* start Rows *

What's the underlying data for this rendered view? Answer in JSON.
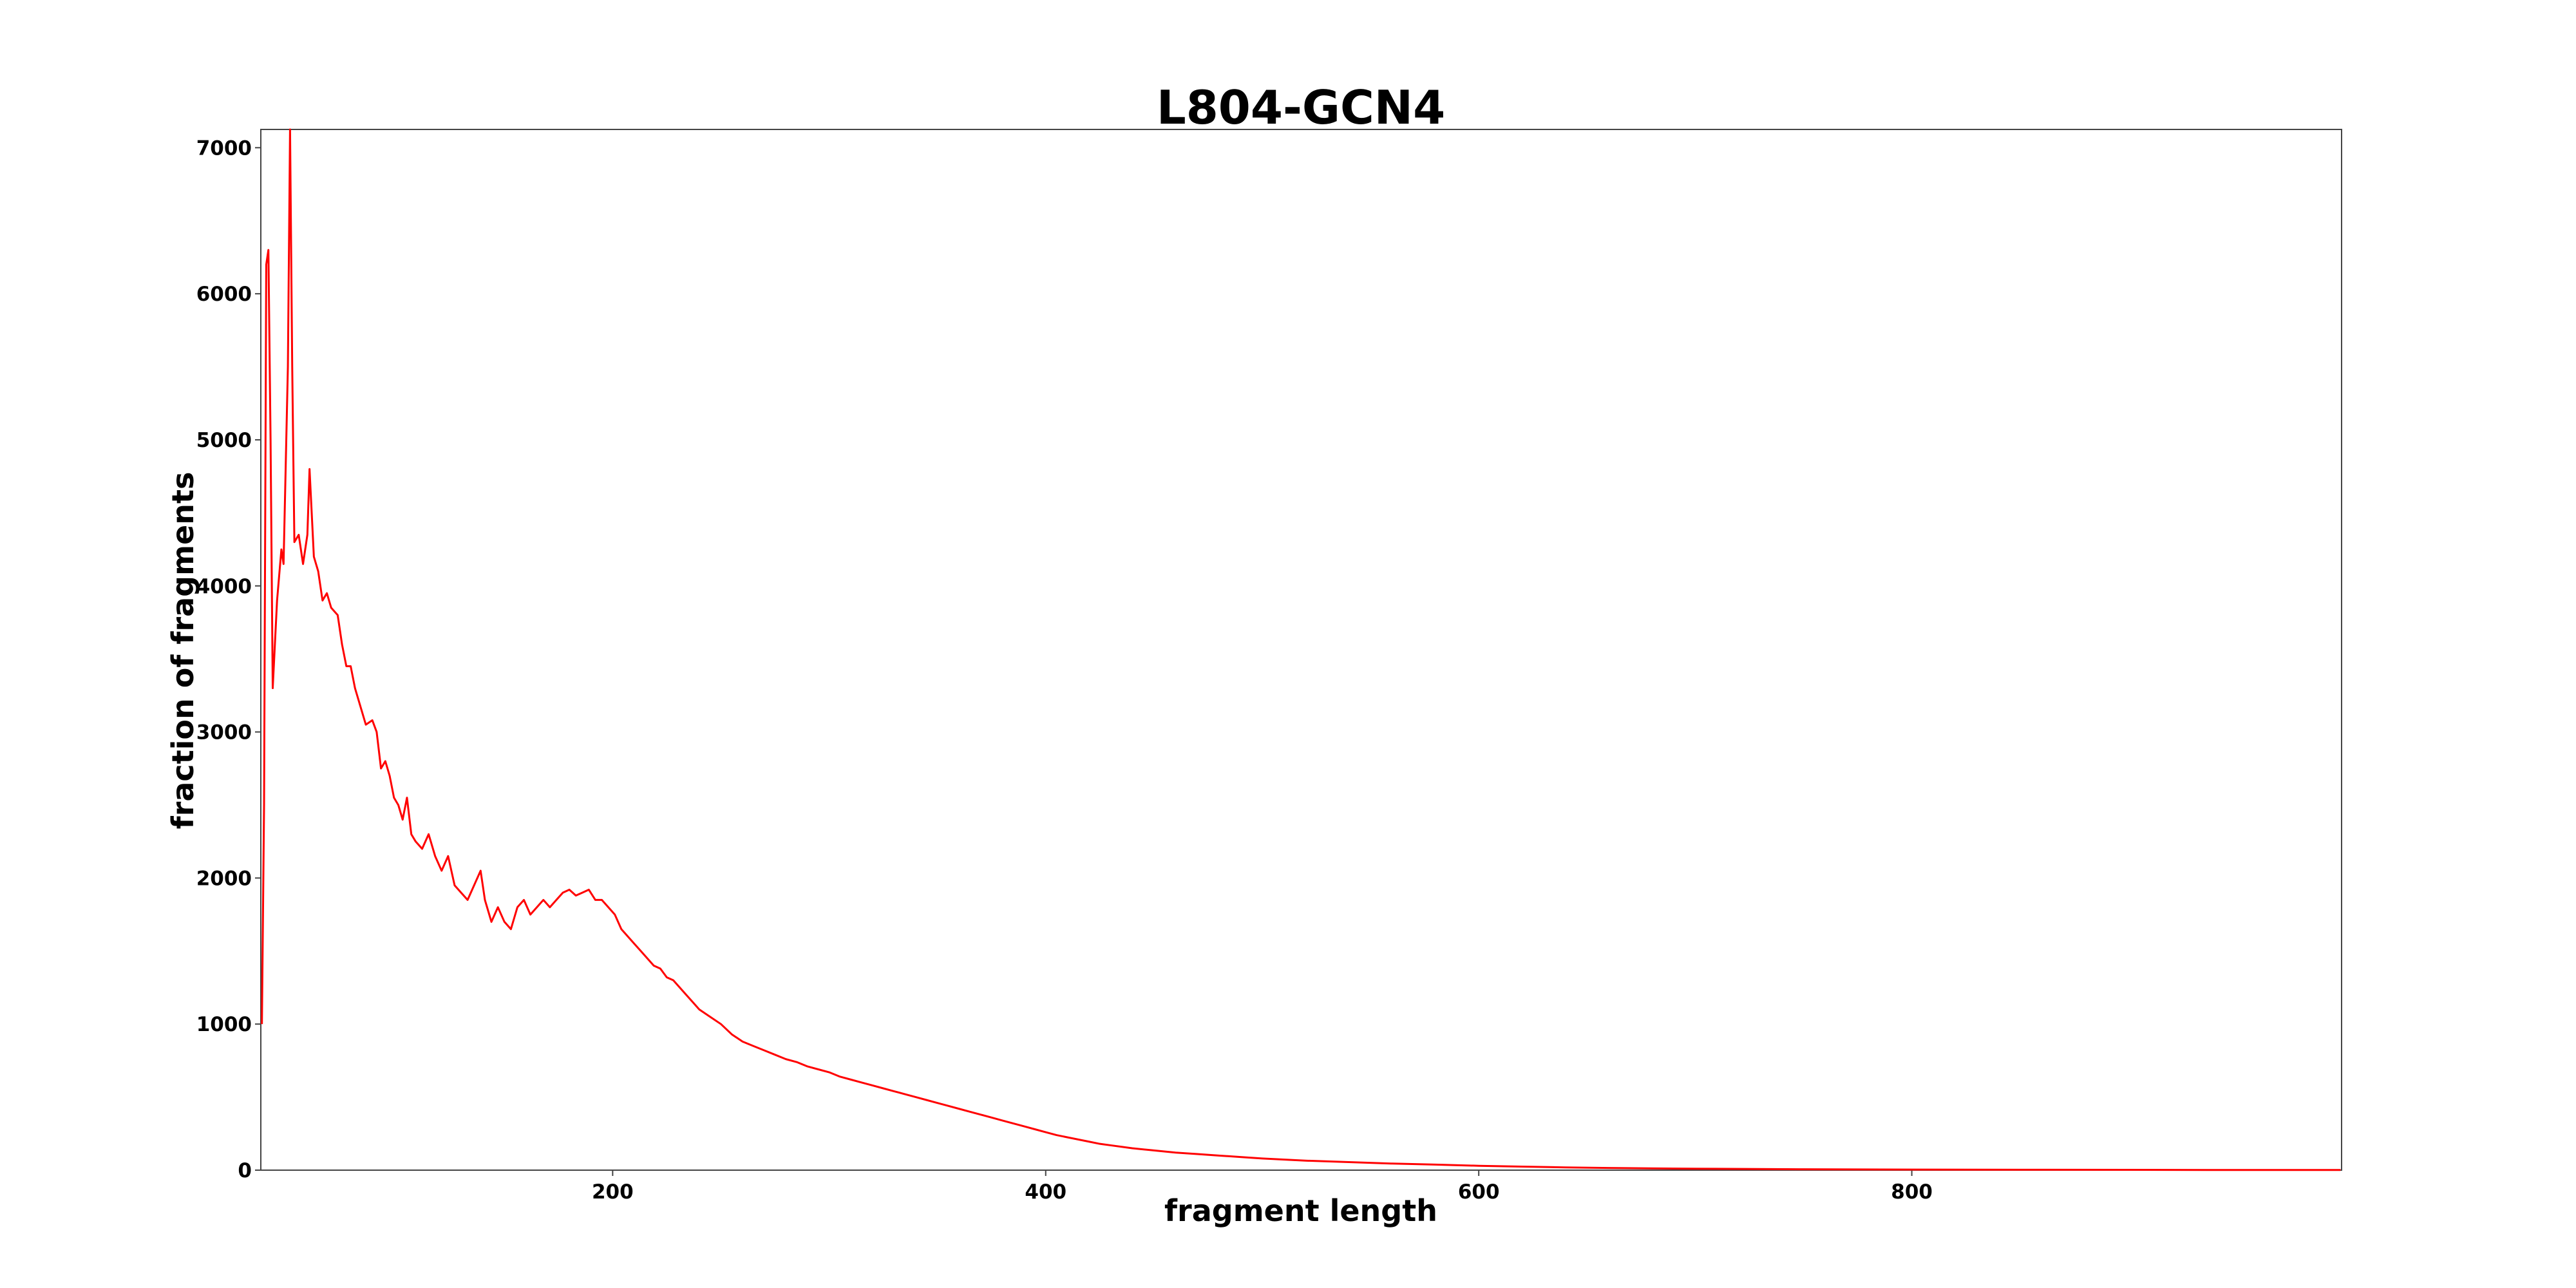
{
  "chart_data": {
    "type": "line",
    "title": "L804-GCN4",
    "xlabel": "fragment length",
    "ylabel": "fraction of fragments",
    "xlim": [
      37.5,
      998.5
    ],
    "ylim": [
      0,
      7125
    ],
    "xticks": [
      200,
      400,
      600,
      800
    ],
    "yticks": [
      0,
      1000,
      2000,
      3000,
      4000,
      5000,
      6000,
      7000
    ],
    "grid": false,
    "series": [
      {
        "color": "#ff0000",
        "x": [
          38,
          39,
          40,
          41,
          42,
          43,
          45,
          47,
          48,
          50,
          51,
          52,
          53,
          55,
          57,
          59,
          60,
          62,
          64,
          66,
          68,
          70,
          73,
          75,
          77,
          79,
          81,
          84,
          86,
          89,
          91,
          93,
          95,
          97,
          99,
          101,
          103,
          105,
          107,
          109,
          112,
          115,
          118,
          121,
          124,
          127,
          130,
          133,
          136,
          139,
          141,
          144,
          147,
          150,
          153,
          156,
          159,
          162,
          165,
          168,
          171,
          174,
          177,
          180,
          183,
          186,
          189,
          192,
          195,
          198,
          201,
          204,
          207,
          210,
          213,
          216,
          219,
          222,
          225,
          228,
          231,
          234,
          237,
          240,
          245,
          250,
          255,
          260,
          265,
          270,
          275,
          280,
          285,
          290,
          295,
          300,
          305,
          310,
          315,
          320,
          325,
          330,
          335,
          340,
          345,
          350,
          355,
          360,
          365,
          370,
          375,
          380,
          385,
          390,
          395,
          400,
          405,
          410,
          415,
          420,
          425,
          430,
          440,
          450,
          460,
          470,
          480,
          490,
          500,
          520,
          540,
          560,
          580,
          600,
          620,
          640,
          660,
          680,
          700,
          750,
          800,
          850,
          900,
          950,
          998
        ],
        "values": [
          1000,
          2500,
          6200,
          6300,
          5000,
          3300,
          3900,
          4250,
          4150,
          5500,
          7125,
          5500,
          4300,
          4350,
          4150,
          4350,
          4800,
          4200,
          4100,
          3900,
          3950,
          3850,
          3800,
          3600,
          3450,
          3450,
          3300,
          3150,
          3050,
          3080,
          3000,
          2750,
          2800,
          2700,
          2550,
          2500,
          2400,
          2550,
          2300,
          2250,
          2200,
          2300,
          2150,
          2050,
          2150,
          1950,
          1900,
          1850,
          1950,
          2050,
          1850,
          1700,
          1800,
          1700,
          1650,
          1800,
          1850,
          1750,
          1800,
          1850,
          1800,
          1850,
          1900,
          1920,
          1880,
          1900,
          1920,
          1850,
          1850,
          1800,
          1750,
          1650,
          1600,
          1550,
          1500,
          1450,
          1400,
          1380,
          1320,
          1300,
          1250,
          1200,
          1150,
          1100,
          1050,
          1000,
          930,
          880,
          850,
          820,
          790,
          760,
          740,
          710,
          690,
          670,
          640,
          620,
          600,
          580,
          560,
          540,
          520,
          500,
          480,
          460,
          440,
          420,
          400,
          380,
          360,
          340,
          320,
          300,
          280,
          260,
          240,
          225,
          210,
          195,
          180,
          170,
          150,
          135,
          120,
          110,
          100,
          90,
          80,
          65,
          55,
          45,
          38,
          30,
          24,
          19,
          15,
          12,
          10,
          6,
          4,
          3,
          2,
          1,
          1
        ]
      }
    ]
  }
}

* end Rows *

* What you should do *
Copy the whole of the material above exactly, but not its images.

* Correct output *
What's the underlying data for this rendered view? Answer in JSON.
{
  "chart_data": {
    "type": "line",
    "title": "L804-GCN4",
    "xlabel": "fragment length",
    "ylabel": "fraction of fragments",
    "xlim": [
      37.5,
      998.5
    ],
    "ylim": [
      0,
      7125
    ],
    "xticks": [
      200,
      400,
      600,
      800
    ],
    "yticks": [
      0,
      1000,
      2000,
      3000,
      4000,
      5000,
      6000,
      7000
    ],
    "grid": false,
    "series": [
      {
        "color": "#ff0000",
        "x": [
          38,
          39,
          40,
          41,
          42,
          43,
          45,
          47,
          48,
          50,
          51,
          52,
          53,
          55,
          57,
          59,
          60,
          62,
          64,
          66,
          68,
          70,
          73,
          75,
          77,
          79,
          81,
          84,
          86,
          89,
          91,
          93,
          95,
          97,
          99,
          101,
          103,
          105,
          107,
          109,
          112,
          115,
          118,
          121,
          124,
          127,
          130,
          133,
          136,
          139,
          141,
          144,
          147,
          150,
          153,
          156,
          159,
          162,
          165,
          168,
          171,
          174,
          177,
          180,
          183,
          186,
          189,
          192,
          195,
          198,
          201,
          204,
          207,
          210,
          213,
          216,
          219,
          222,
          225,
          228,
          231,
          234,
          237,
          240,
          245,
          250,
          255,
          260,
          265,
          270,
          275,
          280,
          285,
          290,
          295,
          300,
          305,
          310,
          315,
          320,
          325,
          330,
          335,
          340,
          345,
          350,
          355,
          360,
          365,
          370,
          375,
          380,
          385,
          390,
          395,
          400,
          405,
          410,
          415,
          420,
          425,
          430,
          440,
          450,
          460,
          470,
          480,
          490,
          500,
          520,
          540,
          560,
          580,
          600,
          620,
          640,
          660,
          680,
          700,
          750,
          800,
          850,
          900,
          950,
          998
        ],
        "values": [
          1000,
          2500,
          6200,
          6300,
          5000,
          3300,
          3900,
          4250,
          4150,
          5500,
          7125,
          5500,
          4300,
          4350,
          4150,
          4350,
          4800,
          4200,
          4100,
          3900,
          3950,
          3850,
          3800,
          3600,
          3450,
          3450,
          3300,
          3150,
          3050,
          3080,
          3000,
          2750,
          2800,
          2700,
          2550,
          2500,
          2400,
          2550,
          2300,
          2250,
          2200,
          2300,
          2150,
          2050,
          2150,
          1950,
          1900,
          1850,
          1950,
          2050,
          1850,
          1700,
          1800,
          1700,
          1650,
          1800,
          1850,
          1750,
          1800,
          1850,
          1800,
          1850,
          1900,
          1920,
          1880,
          1900,
          1920,
          1850,
          1850,
          1800,
          1750,
          1650,
          1600,
          1550,
          1500,
          1450,
          1400,
          1380,
          1320,
          1300,
          1250,
          1200,
          1150,
          1100,
          1050,
          1000,
          930,
          880,
          850,
          820,
          790,
          760,
          740,
          710,
          690,
          670,
          640,
          620,
          600,
          580,
          560,
          540,
          520,
          500,
          480,
          460,
          440,
          420,
          400,
          380,
          360,
          340,
          320,
          300,
          280,
          260,
          240,
          225,
          210,
          195,
          180,
          170,
          150,
          135,
          120,
          110,
          100,
          90,
          80,
          65,
          55,
          45,
          38,
          30,
          24,
          19,
          15,
          12,
          10,
          6,
          4,
          3,
          2,
          1,
          1
        ]
      }
    ]
  }
}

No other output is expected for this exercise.